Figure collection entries
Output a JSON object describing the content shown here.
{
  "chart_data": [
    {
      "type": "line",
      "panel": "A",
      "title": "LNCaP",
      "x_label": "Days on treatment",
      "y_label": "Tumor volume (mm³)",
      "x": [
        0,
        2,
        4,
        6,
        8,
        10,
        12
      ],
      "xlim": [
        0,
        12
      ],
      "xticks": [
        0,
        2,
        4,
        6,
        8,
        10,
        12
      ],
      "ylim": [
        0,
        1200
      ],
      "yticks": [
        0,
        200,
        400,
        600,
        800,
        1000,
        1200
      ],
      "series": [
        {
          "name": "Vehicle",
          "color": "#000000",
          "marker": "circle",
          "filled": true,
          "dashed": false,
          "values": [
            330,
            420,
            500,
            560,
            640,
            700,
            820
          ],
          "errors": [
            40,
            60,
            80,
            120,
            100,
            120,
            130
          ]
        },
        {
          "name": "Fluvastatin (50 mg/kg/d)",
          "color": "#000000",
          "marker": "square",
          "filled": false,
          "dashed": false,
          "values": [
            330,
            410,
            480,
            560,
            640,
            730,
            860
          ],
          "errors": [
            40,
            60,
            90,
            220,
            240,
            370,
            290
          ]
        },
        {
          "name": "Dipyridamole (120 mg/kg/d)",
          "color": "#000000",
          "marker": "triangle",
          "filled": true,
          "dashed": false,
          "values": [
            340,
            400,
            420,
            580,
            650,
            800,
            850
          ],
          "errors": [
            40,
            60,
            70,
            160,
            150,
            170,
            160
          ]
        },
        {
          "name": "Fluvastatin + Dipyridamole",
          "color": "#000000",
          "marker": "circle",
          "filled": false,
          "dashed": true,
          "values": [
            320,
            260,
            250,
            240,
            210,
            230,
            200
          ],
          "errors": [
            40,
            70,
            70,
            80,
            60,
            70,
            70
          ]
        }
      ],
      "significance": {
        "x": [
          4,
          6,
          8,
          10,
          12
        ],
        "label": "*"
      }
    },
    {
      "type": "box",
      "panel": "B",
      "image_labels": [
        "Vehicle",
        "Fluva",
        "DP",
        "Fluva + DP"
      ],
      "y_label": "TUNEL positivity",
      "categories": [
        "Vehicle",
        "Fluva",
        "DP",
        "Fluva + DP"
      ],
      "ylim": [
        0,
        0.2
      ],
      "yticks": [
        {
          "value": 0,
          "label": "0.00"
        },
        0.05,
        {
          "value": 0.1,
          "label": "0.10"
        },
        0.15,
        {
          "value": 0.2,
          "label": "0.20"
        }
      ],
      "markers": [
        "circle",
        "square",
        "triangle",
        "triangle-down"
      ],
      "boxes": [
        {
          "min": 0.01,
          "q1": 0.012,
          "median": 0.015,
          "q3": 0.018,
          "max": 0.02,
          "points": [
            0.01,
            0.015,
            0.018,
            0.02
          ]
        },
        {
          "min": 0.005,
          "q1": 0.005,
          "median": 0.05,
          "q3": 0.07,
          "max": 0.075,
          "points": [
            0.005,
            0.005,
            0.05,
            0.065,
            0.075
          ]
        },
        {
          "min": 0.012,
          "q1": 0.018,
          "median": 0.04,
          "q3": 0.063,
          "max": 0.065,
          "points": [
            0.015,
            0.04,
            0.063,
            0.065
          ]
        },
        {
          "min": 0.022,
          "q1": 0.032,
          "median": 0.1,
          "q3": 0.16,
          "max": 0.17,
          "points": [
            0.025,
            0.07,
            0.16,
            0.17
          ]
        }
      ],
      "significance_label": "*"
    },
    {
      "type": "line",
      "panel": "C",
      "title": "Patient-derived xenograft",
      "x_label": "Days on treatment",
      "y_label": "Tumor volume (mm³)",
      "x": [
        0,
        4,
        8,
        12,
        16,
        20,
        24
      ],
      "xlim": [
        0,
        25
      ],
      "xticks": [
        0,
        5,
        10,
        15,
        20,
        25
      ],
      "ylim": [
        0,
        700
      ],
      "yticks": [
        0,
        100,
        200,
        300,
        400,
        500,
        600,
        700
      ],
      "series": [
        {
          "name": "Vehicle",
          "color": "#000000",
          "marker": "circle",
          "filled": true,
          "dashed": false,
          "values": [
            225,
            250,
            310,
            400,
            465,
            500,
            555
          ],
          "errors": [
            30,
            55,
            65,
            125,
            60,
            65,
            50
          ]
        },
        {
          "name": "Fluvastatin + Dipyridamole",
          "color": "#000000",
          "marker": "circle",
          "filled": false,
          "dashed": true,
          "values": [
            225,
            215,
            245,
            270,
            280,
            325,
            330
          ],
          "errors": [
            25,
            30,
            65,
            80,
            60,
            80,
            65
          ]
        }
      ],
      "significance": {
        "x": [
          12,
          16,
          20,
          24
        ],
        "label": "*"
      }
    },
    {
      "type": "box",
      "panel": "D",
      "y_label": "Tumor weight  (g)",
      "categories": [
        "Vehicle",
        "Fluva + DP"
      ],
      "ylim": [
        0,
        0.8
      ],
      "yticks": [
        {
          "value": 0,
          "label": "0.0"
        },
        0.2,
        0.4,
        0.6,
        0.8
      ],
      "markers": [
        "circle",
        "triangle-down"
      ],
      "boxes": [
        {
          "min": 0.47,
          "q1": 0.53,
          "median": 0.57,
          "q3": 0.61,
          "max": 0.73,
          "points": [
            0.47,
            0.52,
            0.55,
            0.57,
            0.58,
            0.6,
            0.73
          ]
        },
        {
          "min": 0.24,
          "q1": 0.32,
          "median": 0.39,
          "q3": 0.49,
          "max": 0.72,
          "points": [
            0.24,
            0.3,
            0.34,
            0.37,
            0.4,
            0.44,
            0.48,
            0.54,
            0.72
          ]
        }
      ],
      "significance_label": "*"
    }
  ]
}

WHAT IS NEEDED: Retype the records in full, keeping every word as it is.

SOLVED PROBLEM:
Output a JSON object describing the content shown here.
{
  "chart_data": [
    {
      "type": "line",
      "panel": "A",
      "title": "LNCaP",
      "x_label": "Days on treatment",
      "y_label": "Tumor volume (mm³)",
      "x": [
        0,
        2,
        4,
        6,
        8,
        10,
        12
      ],
      "xlim": [
        0,
        12
      ],
      "xticks": [
        0,
        2,
        4,
        6,
        8,
        10,
        12
      ],
      "ylim": [
        0,
        1200
      ],
      "yticks": [
        0,
        200,
        400,
        600,
        800,
        1000,
        1200
      ],
      "series": [
        {
          "name": "Vehicle",
          "color": "#000000",
          "marker": "circle",
          "filled": true,
          "dashed": false,
          "values": [
            330,
            420,
            500,
            560,
            640,
            700,
            820
          ],
          "errors": [
            40,
            60,
            80,
            120,
            100,
            120,
            130
          ]
        },
        {
          "name": "Fluvastatin (50 mg/kg/d)",
          "color": "#000000",
          "marker": "square",
          "filled": false,
          "dashed": false,
          "values": [
            330,
            410,
            480,
            560,
            640,
            730,
            860
          ],
          "errors": [
            40,
            60,
            90,
            220,
            240,
            370,
            290
          ]
        },
        {
          "name": "Dipyridamole (120 mg/kg/d)",
          "color": "#000000",
          "marker": "triangle",
          "filled": true,
          "dashed": false,
          "values": [
            340,
            400,
            420,
            580,
            650,
            800,
            850
          ],
          "errors": [
            40,
            60,
            70,
            160,
            150,
            170,
            160
          ]
        },
        {
          "name": "Fluvastatin + Dipyridamole",
          "color": "#000000",
          "marker": "circle",
          "filled": false,
          "dashed": true,
          "values": [
            320,
            260,
            250,
            240,
            210,
            230,
            200
          ],
          "errors": [
            40,
            70,
            70,
            80,
            60,
            70,
            70
          ]
        }
      ],
      "significance": {
        "x": [
          4,
          6,
          8,
          10,
          12
        ],
        "label": "*"
      }
    },
    {
      "type": "box",
      "panel": "B",
      "image_labels": [
        "Vehicle",
        "Fluva",
        "DP",
        "Fluva + DP"
      ],
      "y_label": "TUNEL positivity",
      "categories": [
        "Vehicle",
        "Fluva",
        "DP",
        "Fluva + DP"
      ],
      "ylim": [
        0,
        0.2
      ],
      "yticks": [
        {
          "value": 0,
          "label": "0.00"
        },
        0.05,
        {
          "value": 0.1,
          "label": "0.10"
        },
        0.15,
        {
          "value": 0.2,
          "label": "0.20"
        }
      ],
      "markers": [
        "circle",
        "square",
        "triangle",
        "triangle-down"
      ],
      "boxes": [
        {
          "min": 0.01,
          "q1": 0.012,
          "median": 0.015,
          "q3": 0.018,
          "max": 0.02,
          "points": [
            0.01,
            0.015,
            0.018,
            0.02
          ]
        },
        {
          "min": 0.005,
          "q1": 0.005,
          "median": 0.05,
          "q3": 0.07,
          "max": 0.075,
          "points": [
            0.005,
            0.005,
            0.05,
            0.065,
            0.075
          ]
        },
        {
          "min": 0.012,
          "q1": 0.018,
          "median": 0.04,
          "q3": 0.063,
          "max": 0.065,
          "points": [
            0.015,
            0.04,
            0.063,
            0.065
          ]
        },
        {
          "min": 0.022,
          "q1": 0.032,
          "median": 0.1,
          "q3": 0.16,
          "max": 0.17,
          "points": [
            0.025,
            0.07,
            0.16,
            0.17
          ]
        }
      ],
      "significance_label": "*"
    },
    {
      "type": "line",
      "panel": "C",
      "title": "Patient-derived xenograft",
      "x_label": "Days on treatment",
      "y_label": "Tumor volume (mm³)",
      "x": [
        0,
        4,
        8,
        12,
        16,
        20,
        24
      ],
      "xlim": [
        0,
        25
      ],
      "xticks": [
        0,
        5,
        10,
        15,
        20,
        25
      ],
      "ylim": [
        0,
        700
      ],
      "yticks": [
        0,
        100,
        200,
        300,
        400,
        500,
        600,
        700
      ],
      "series": [
        {
          "name": "Vehicle",
          "color": "#000000",
          "marker": "circle",
          "filled": true,
          "dashed": false,
          "values": [
            225,
            250,
            310,
            400,
            465,
            500,
            555
          ],
          "errors": [
            30,
            55,
            65,
            125,
            60,
            65,
            50
          ]
        },
        {
          "name": "Fluvastatin + Dipyridamole",
          "color": "#000000",
          "marker": "circle",
          "filled": false,
          "dashed": true,
          "values": [
            225,
            215,
            245,
            270,
            280,
            325,
            330
          ],
          "errors": [
            25,
            30,
            65,
            80,
            60,
            80,
            65
          ]
        }
      ],
      "significance": {
        "x": [
          12,
          16,
          20,
          24
        ],
        "label": "*"
      }
    },
    {
      "type": "box",
      "panel": "D",
      "y_label": "Tumor weight  (g)",
      "categories": [
        "Vehicle",
        "Fluva + DP"
      ],
      "ylim": [
        0,
        0.8
      ],
      "yticks": [
        {
          "value": 0,
          "label": "0.0"
        },
        0.2,
        0.4,
        0.6,
        0.8
      ],
      "markers": [
        "circle",
        "triangle-down"
      ],
      "boxes": [
        {
          "min": 0.47,
          "q1": 0.53,
          "median": 0.57,
          "q3": 0.61,
          "max": 0.73,
          "points": [
            0.47,
            0.52,
            0.55,
            0.57,
            0.58,
            0.6,
            0.73
          ]
        },
        {
          "min": 0.24,
          "q1": 0.32,
          "median": 0.39,
          "q3": 0.49,
          "max": 0.72,
          "points": [
            0.24,
            0.3,
            0.34,
            0.37,
            0.4,
            0.44,
            0.48,
            0.54,
            0.72
          ]
        }
      ],
      "significance_label": "*"
    }
  ]
}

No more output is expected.